- [WHAT IS ASKED]
Reproduce the records exactly.

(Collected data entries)
╭──

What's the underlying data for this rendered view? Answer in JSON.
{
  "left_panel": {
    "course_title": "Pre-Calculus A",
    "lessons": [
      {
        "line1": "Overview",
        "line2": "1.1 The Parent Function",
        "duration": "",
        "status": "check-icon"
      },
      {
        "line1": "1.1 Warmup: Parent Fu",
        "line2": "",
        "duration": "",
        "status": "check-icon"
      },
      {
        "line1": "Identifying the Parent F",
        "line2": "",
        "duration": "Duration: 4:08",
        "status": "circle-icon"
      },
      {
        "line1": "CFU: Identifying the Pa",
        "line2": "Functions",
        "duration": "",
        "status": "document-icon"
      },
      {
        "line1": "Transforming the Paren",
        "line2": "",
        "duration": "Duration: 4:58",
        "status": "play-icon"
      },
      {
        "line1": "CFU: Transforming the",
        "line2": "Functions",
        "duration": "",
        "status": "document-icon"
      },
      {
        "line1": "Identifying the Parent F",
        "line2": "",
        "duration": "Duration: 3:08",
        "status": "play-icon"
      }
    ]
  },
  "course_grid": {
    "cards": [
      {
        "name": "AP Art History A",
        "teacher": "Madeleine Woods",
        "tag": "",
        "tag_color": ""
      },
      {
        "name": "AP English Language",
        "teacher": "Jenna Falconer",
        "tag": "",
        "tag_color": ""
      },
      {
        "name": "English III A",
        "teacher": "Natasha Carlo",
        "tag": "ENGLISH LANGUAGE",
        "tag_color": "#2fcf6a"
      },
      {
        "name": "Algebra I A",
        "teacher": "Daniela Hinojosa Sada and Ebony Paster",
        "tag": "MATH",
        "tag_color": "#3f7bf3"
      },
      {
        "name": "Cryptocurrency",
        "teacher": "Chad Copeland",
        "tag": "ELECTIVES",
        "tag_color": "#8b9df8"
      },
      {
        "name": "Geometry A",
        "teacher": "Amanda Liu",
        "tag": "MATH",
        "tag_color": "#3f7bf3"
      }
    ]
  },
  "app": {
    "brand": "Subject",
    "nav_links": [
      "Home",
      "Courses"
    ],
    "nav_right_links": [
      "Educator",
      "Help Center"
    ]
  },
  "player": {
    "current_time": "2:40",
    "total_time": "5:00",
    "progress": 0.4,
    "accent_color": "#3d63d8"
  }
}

╰──

- [CORRECT RESPONSE]
What's the underlying data for this rendered view? Answer in JSON.
{
  "left_panel": {
    "course_title": "Pre-Calculus A",
    "lessons": [
      {
        "line1": "Overview",
        "line2": "1.1 The Parent Function",
        "duration": "",
        "status": "check-icon"
      },
      {
        "line1": "1.1 Warmup: Parent Fu",
        "line2": "",
        "duration": "",
        "status": "check-icon"
      },
      {
        "line1": "Identifying the Parent F",
        "line2": "",
        "duration": "Duration: 4:08",
        "status": "circle-icon"
      },
      {
        "line1": "CFU: Identifying the Pa",
        "line2": "Functions",
        "duration": "",
        "status": "document-icon"
      },
      {
        "line1": "Transforming the Paren",
        "line2": "",
        "duration": "Duration: 4:58",
        "status": "play-icon"
      },
      {
        "line1": "CFU: Transforming the",
        "line2": "Functions",
        "duration": "",
        "status": "document-icon"
      },
      {
        "line1": "Identifying the Parent F",
        "line2": "",
        "duration": "Duration: 3:08",
        "status": "play-icon"
      }
    ]
  },
  "course_grid": {
    "cards": [
      {
        "name": "AP Art History A",
        "teacher": "Madeleine Woods",
        "tag": "",
        "tag_color": ""
      },
      {
        "name": "AP English Language",
        "teacher": "Jenna Falconer",
        "tag": "",
        "tag_color": ""
      },
      {
        "name": "English III A",
        "teacher": "Natasha Carlo",
        "tag": "ENGLISH LANGUAGE",
        "tag_color": "#2fcf6a"
      },
      {
        "name": "Algebra I A",
        "teacher": "Daniela Hinojosa Sada and Ebony Paster",
        "tag": "MATH",
        "tag_color": "#3f7bf3"
      },
      {
        "name": "Cryptocurrency",
        "teacher": "Chad Copeland",
        "tag": "ELECTIVES",
        "tag_color": "#8b9df8"
      },
      {
        "name": "Geometry A",
        "teacher": "Amanda Liu",
        "tag": "MATH",
        "tag_color": "#3f7bf3"
      }
    ]
  },
  "app": {
    "brand": "Subject",
    "nav_links": [
      "Home",
      "Courses"
    ],
    "nav_right_links": [
      "Educator",
      "Help Center"
    ]
  },
  "player": {
    "current_time": "2:40",
    "total_time": "5:00",
    "progress": 0.4,
    "accent_color": "#3d63d8"
  }
}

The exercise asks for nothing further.